_OBJECTIVE_
Give every line of the material again, exactly as written.

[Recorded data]

--- BEGIN ---

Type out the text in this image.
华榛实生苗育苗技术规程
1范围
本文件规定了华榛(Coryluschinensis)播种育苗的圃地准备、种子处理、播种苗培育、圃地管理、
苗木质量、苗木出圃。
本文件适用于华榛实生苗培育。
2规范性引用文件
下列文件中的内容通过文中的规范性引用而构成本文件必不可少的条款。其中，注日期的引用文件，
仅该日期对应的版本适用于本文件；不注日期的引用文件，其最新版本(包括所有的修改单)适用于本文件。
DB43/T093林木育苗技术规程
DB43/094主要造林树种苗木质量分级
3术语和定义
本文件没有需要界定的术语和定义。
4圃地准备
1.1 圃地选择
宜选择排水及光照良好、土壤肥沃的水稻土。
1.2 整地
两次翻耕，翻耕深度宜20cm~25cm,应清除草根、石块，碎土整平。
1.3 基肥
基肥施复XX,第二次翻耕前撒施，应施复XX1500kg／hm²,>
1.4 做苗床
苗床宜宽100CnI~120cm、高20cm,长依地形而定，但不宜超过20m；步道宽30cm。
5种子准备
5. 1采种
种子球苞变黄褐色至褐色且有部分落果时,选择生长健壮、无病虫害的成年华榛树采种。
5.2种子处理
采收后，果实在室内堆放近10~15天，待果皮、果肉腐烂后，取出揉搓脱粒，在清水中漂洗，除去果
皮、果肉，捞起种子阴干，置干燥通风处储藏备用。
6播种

--- END ---

_ANSWER FOR THIS EXERCISE_
Type out the text in this image.
华榛实生苗育苗技术规程
1范围
本文件规定了华榛(Coryluschinensis)播种育苗的圃地准备、种子处理、播种苗培育、圃地管理、
苗木质量、苗木出圃。
本文件适用于华榛实生苗培育。
2规范性引用文件
下列文件中的内容通过文中的规范性引用而构成本文件必不可少的条款。其中，注日期的引用文件，
仅该日期对应的版本适用于本文件；不注日期的引用文件，其最新版本(包括所有的修改单)适用于本文件。
DB43/T093林木育苗技术规程
DB43/094主要造林树种苗木质量分级
3术语和定义
本文件没有需要界定的术语和定义。
4圃地准备
1.1 圃地选择
宜选择排水及光照良好、土壤肥沃的水稻土。
1.2 整地
两次翻耕，翻耕深度宜20cm~25cm,应清除草根、石块，碎土整平。
1.3 基肥
基肥施复XX,第二次翻耕前撒施，应施复XX1500kg／hm²,>
1.4 做苗床
苗床宜宽100CnI~120cm、高20cm,长依地形而定，但不宜超过20m；步道宽30cm。
5种子准备
5. 1采种
种子球苞变黄褐色至褐色且有部分落果时,选择生长健壮、无病虫害的成年华榛树采种。
5.2种子处理
采收后，果实在室内堆放近10~15天，待果皮、果肉腐烂后，取出揉搓脱粒，在清水中漂洗，除去果
皮、果肉，捞起种子阴干，置干燥通风处储藏备用。
6播种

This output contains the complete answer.